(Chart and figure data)
──────────

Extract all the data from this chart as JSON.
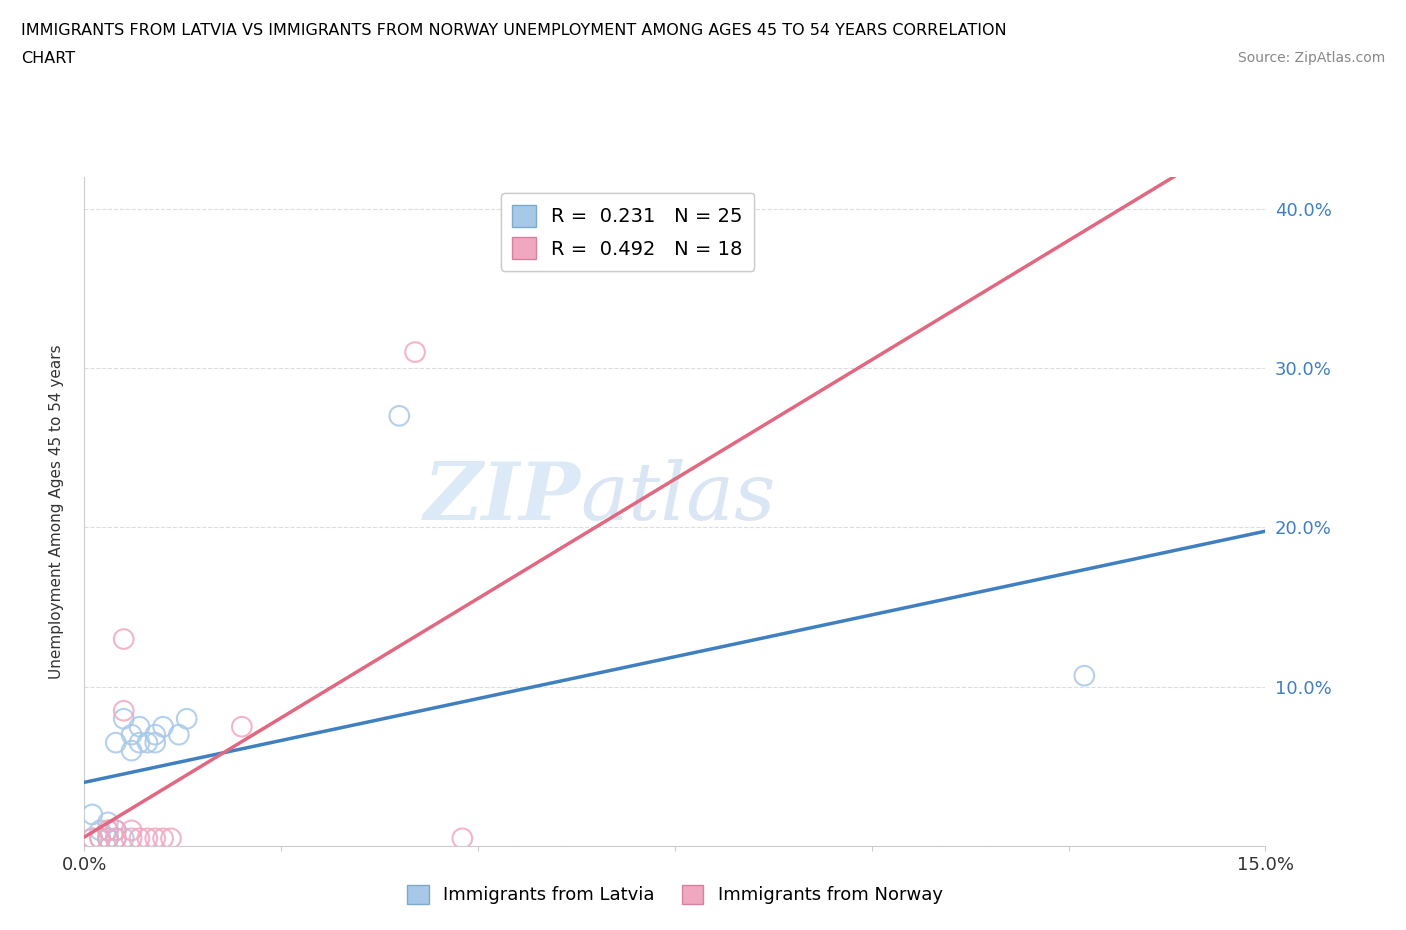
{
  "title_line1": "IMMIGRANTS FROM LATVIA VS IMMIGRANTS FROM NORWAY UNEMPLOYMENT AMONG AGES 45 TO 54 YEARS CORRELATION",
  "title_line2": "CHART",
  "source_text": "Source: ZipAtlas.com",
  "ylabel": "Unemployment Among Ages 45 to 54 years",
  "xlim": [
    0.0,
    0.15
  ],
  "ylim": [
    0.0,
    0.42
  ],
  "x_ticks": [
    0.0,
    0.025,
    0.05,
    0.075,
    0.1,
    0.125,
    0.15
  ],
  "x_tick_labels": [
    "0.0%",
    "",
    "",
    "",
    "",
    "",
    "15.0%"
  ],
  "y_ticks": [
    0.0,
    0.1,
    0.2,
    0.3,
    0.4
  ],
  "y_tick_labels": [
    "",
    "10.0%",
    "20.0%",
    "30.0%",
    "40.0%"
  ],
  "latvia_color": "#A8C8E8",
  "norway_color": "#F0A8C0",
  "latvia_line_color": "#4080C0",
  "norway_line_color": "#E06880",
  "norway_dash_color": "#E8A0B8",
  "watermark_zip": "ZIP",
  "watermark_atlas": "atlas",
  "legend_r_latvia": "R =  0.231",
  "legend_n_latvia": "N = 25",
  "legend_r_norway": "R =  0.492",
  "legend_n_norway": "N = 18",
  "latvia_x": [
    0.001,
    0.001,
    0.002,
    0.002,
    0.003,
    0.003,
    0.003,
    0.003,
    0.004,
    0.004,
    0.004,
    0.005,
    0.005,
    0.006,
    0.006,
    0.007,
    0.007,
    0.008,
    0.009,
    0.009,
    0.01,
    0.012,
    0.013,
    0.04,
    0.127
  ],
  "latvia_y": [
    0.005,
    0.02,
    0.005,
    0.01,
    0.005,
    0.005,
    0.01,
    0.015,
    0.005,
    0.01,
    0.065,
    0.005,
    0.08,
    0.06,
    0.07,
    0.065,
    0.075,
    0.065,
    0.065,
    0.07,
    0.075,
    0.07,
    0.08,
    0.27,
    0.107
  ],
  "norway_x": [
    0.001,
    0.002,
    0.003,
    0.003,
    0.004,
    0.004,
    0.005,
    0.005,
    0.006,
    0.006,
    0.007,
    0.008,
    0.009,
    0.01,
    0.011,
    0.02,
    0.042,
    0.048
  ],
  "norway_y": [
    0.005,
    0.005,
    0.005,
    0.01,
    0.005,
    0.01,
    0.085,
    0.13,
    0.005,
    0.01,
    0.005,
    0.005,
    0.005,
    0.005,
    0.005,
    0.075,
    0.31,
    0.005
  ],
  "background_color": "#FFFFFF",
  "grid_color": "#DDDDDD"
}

──────────

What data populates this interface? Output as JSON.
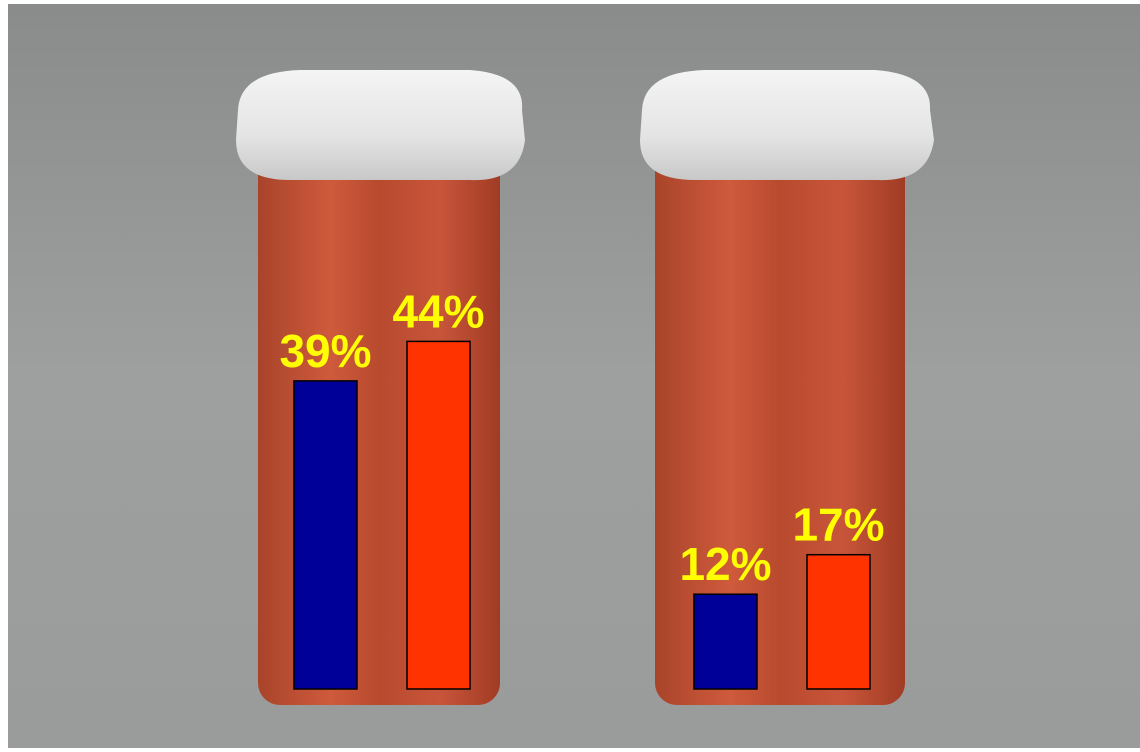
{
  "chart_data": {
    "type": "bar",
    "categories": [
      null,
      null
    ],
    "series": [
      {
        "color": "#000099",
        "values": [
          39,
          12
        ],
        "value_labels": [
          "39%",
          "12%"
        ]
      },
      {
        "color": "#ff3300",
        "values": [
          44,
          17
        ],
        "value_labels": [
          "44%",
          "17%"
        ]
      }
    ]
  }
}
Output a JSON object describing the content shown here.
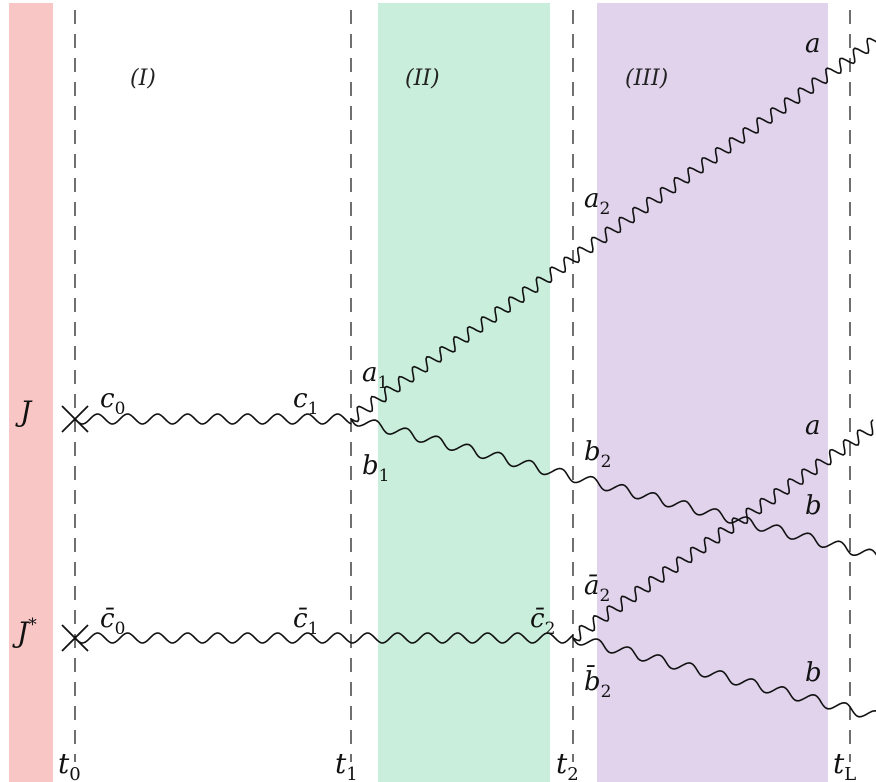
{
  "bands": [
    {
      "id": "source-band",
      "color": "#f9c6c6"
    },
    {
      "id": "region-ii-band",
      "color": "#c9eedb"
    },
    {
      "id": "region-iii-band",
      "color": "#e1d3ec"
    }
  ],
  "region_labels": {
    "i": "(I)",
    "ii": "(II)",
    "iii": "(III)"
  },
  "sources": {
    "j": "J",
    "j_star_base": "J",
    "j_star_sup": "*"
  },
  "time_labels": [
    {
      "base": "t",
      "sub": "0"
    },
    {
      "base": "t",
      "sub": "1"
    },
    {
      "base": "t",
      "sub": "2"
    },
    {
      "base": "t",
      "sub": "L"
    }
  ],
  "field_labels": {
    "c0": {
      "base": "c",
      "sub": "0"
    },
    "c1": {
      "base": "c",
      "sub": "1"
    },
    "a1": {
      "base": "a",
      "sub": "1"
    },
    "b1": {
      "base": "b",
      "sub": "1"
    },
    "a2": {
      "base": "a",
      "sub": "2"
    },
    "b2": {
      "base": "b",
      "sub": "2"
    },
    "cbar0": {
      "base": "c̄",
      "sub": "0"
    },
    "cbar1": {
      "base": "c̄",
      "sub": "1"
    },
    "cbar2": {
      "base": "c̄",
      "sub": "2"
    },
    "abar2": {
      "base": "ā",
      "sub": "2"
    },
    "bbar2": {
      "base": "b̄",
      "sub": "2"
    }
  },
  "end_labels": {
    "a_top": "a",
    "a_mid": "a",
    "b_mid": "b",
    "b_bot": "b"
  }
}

──────────

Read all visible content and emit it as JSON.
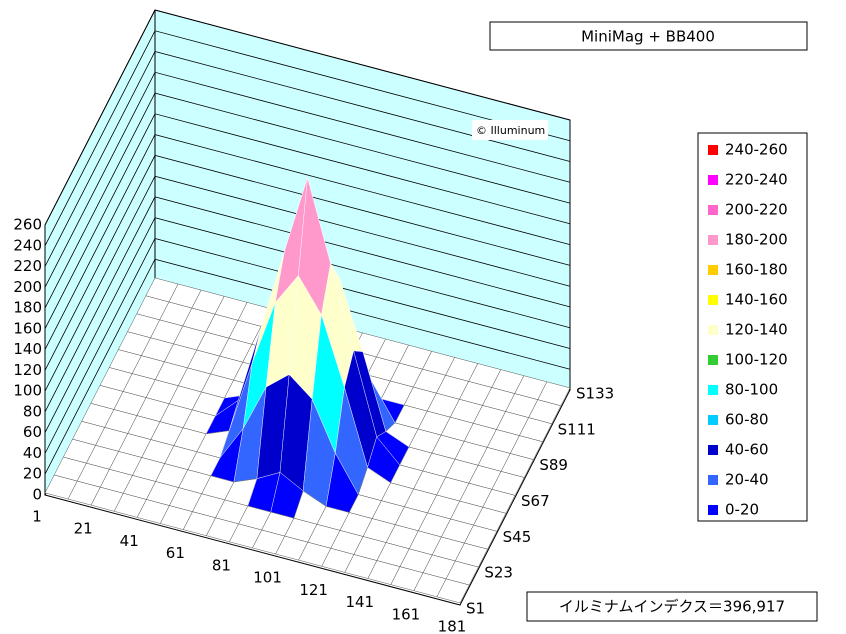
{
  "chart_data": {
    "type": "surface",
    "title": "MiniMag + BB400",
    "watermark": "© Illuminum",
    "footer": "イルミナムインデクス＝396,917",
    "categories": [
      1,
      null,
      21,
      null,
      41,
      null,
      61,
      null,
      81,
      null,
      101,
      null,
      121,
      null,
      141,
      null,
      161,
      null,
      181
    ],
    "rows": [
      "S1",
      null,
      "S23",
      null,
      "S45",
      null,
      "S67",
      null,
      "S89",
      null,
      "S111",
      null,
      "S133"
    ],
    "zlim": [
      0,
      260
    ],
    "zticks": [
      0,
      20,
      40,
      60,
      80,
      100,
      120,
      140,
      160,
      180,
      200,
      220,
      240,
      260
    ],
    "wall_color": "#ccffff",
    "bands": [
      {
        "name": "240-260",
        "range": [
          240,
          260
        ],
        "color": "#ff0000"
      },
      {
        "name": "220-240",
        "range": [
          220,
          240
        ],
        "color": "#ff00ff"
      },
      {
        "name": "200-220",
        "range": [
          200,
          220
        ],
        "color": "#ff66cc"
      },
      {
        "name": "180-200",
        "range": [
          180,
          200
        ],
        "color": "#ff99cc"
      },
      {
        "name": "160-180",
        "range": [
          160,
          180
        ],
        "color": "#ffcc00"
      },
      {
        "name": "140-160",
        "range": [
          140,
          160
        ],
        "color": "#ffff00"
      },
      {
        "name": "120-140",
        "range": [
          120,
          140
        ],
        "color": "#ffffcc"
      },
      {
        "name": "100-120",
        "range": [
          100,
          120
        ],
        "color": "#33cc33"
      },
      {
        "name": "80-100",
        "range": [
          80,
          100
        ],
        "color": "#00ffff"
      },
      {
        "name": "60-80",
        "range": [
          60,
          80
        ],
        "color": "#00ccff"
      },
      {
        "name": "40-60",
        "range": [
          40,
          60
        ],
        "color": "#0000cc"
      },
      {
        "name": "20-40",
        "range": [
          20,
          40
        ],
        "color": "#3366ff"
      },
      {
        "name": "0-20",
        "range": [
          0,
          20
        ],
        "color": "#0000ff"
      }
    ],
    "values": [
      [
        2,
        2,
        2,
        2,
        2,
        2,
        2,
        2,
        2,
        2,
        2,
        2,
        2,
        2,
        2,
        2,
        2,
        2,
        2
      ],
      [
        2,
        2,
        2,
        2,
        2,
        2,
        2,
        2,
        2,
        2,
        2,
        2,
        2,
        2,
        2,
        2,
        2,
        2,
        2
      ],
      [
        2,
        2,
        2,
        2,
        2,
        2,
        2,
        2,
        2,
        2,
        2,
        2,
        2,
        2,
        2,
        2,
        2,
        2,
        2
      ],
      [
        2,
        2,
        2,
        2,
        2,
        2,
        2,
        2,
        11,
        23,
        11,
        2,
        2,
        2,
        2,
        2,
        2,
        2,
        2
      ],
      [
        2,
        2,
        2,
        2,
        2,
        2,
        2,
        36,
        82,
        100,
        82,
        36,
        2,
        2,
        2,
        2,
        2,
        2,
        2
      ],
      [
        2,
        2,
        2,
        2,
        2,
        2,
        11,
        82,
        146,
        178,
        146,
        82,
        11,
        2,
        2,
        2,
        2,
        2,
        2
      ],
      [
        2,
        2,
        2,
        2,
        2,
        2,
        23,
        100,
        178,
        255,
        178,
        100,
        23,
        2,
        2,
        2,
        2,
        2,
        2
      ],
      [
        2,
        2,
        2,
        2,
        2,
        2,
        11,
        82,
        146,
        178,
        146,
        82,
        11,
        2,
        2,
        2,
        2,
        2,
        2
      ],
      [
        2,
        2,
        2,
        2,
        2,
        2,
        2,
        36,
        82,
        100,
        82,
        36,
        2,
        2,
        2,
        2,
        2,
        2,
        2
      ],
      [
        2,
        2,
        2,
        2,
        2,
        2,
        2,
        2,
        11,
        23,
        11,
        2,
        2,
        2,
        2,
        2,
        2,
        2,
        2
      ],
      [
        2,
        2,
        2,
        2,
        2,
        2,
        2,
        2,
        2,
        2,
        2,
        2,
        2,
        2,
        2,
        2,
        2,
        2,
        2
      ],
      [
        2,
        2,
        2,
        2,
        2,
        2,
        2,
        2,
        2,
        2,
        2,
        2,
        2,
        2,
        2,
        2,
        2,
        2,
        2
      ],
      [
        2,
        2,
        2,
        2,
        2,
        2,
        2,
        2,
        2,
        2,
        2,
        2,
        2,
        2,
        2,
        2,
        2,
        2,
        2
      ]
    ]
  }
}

──────────

#### Exercise:
Copy every line of the listing where the word "content" appears.

#### Response to this exercise:
Output a JSON object describing the content shown here.
Read all visible content and emit it as JSON.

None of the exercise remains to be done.